◆ Recorded data
--- BEGIN ---
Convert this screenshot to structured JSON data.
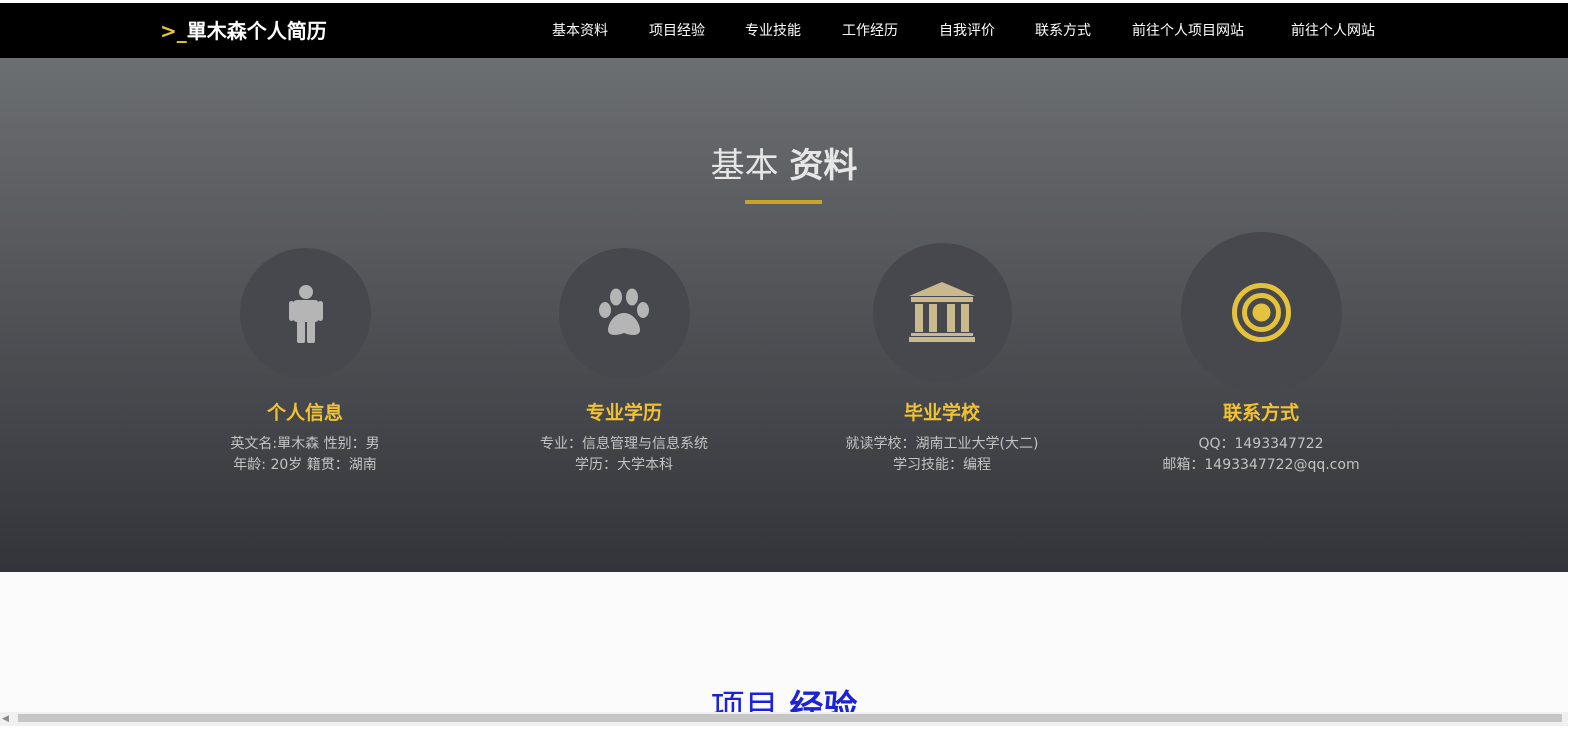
{
  "navbar": {
    "brand_prompt": ">_",
    "brand_title": "單木森个人简历",
    "items": [
      {
        "label": "基本资料"
      },
      {
        "label": "项目经验"
      },
      {
        "label": "专业技能"
      },
      {
        "label": "工作经历"
      },
      {
        "label": "自我评价"
      },
      {
        "label": "联系方式"
      },
      {
        "label": "前往个人项目网站"
      },
      {
        "label": "前往个人网站"
      }
    ]
  },
  "basic_info": {
    "title_light": "基本 ",
    "title_bold": "资料",
    "cards": [
      {
        "icon": "person-icon",
        "title": "个人信息",
        "line1": "英文名:單木森 性别：男",
        "line2": "年龄: 20岁 籍贯：湖南"
      },
      {
        "icon": "paw-icon",
        "title": "专业学历",
        "line1": "专业：信息管理与信息系统",
        "line2": "学历：大学本科"
      },
      {
        "icon": "institution-icon",
        "title": "毕业学校",
        "line1": "就读学校：湖南工业大学(大二)",
        "line2": "学习技能：编程"
      },
      {
        "icon": "target-icon",
        "title": "联系方式",
        "line1": "QQ：1493347722",
        "line2": "邮箱：1493347722@qq.com"
      }
    ]
  },
  "projects": {
    "title_light": "项目 ",
    "title_bold": "经验"
  },
  "colors": {
    "navbar_bg": "#000000",
    "accent": "#f1c232",
    "link_blue": "#1b22d8"
  }
}
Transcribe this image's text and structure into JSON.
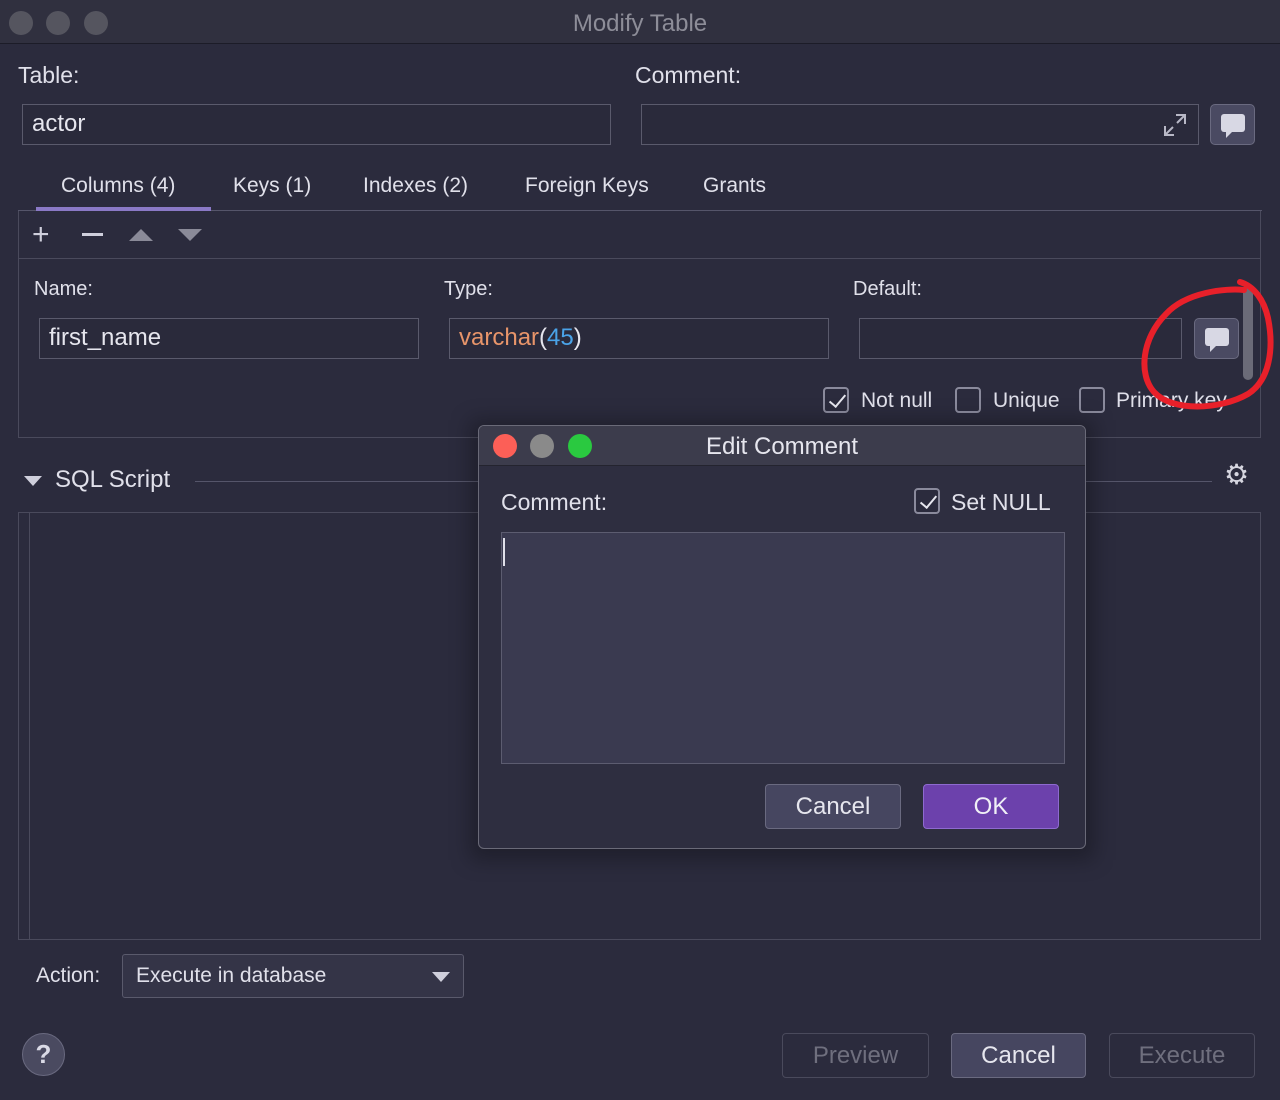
{
  "window": {
    "title": "Modify Table"
  },
  "table": {
    "label": "Table:",
    "value": "actor"
  },
  "comment": {
    "label": "Comment:",
    "value": ""
  },
  "tabs": [
    {
      "label": "Columns (4)"
    },
    {
      "label": "Keys (1)"
    },
    {
      "label": "Indexes (2)"
    },
    {
      "label": "Foreign Keys"
    },
    {
      "label": "Grants"
    }
  ],
  "column": {
    "name_label": "Name:",
    "name_value": "first_name",
    "type_label": "Type:",
    "type_base": "varchar",
    "type_open": "(",
    "type_size": "45",
    "type_close": ")",
    "default_label": "Default:",
    "default_value": ""
  },
  "checks": {
    "not_null": {
      "label": "Not null",
      "checked": true
    },
    "unique": {
      "label": "Unique",
      "checked": false
    },
    "primary_key": {
      "label": "Primary key",
      "checked": false
    }
  },
  "sql": {
    "label": "SQL Script"
  },
  "action": {
    "label": "Action:",
    "value": "Execute in database"
  },
  "buttons": {
    "help": "?",
    "preview": "Preview",
    "cancel": "Cancel",
    "execute": "Execute"
  },
  "dialog": {
    "title": "Edit Comment",
    "comment_label": "Comment:",
    "set_null_label": "Set NULL",
    "set_null_checked": true,
    "cancel": "Cancel",
    "ok": "OK"
  },
  "colors": {
    "accent": "#6c41ac",
    "type_keyword": "#e8956a",
    "type_number": "#4aa3e8",
    "annotation": "#e8202a",
    "traffic_red": "#fc5f57",
    "traffic_yellow_inactive": "#8a8a8a",
    "traffic_green": "#2ac940"
  }
}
--- END ---
◆ Given problem
Each entry should be repeated exactly as it appears; the pictures stay out.

◆ Task response
Convert this screenshot to structured JSON data.
{
  "navbar": {
    "brand_prompt": ">_",
    "brand_title": "單木森个人简历",
    "items": [
      {
        "label": "基本资料"
      },
      {
        "label": "项目经验"
      },
      {
        "label": "专业技能"
      },
      {
        "label": "工作经历"
      },
      {
        "label": "自我评价"
      },
      {
        "label": "联系方式"
      },
      {
        "label": "前往个人项目网站"
      },
      {
        "label": "前往个人网站"
      }
    ]
  },
  "basic_info": {
    "title_light": "基本 ",
    "title_bold": "资料",
    "cards": [
      {
        "icon": "person-icon",
        "title": "个人信息",
        "line1": "英文名:單木森 性别：男",
        "line2": "年龄: 20岁 籍贯：湖南"
      },
      {
        "icon": "paw-icon",
        "title": "专业学历",
        "line1": "专业：信息管理与信息系统",
        "line2": "学历：大学本科"
      },
      {
        "icon": "institution-icon",
        "title": "毕业学校",
        "line1": "就读学校：湖南工业大学(大二)",
        "line2": "学习技能：编程"
      },
      {
        "icon": "target-icon",
        "title": "联系方式",
        "line1": "QQ：1493347722",
        "line2": "邮箱：1493347722@qq.com"
      }
    ]
  },
  "projects": {
    "title_light": "项目 ",
    "title_bold": "经验"
  },
  "colors": {
    "navbar_bg": "#000000",
    "accent": "#f1c232",
    "link_blue": "#1b22d8"
  }
}
Transcribe this image's text and structure into JSON.
{
  "window": {
    "title": "Modify Table"
  },
  "table": {
    "label": "Table:",
    "value": "actor"
  },
  "comment": {
    "label": "Comment:",
    "value": ""
  },
  "tabs": [
    {
      "label": "Columns (4)"
    },
    {
      "label": "Keys (1)"
    },
    {
      "label": "Indexes (2)"
    },
    {
      "label": "Foreign Keys"
    },
    {
      "label": "Grants"
    }
  ],
  "column": {
    "name_label": "Name:",
    "name_value": "first_name",
    "type_label": "Type:",
    "type_base": "varchar",
    "type_open": "(",
    "type_size": "45",
    "type_close": ")",
    "default_label": "Default:",
    "default_value": ""
  },
  "checks": {
    "not_null": {
      "label": "Not null",
      "checked": true
    },
    "unique": {
      "label": "Unique",
      "checked": false
    },
    "primary_key": {
      "label": "Primary key",
      "checked": false
    }
  },
  "sql": {
    "label": "SQL Script"
  },
  "action": {
    "label": "Action:",
    "value": "Execute in database"
  },
  "buttons": {
    "help": "?",
    "preview": "Preview",
    "cancel": "Cancel",
    "execute": "Execute"
  },
  "dialog": {
    "title": "Edit Comment",
    "comment_label": "Comment:",
    "set_null_label": "Set NULL",
    "set_null_checked": true,
    "cancel": "Cancel",
    "ok": "OK"
  },
  "colors": {
    "accent": "#6c41ac",
    "type_keyword": "#e8956a",
    "type_number": "#4aa3e8",
    "annotation": "#e8202a",
    "traffic_red": "#fc5f57",
    "traffic_yellow_inactive": "#8a8a8a",
    "traffic_green": "#2ac940"
  }
}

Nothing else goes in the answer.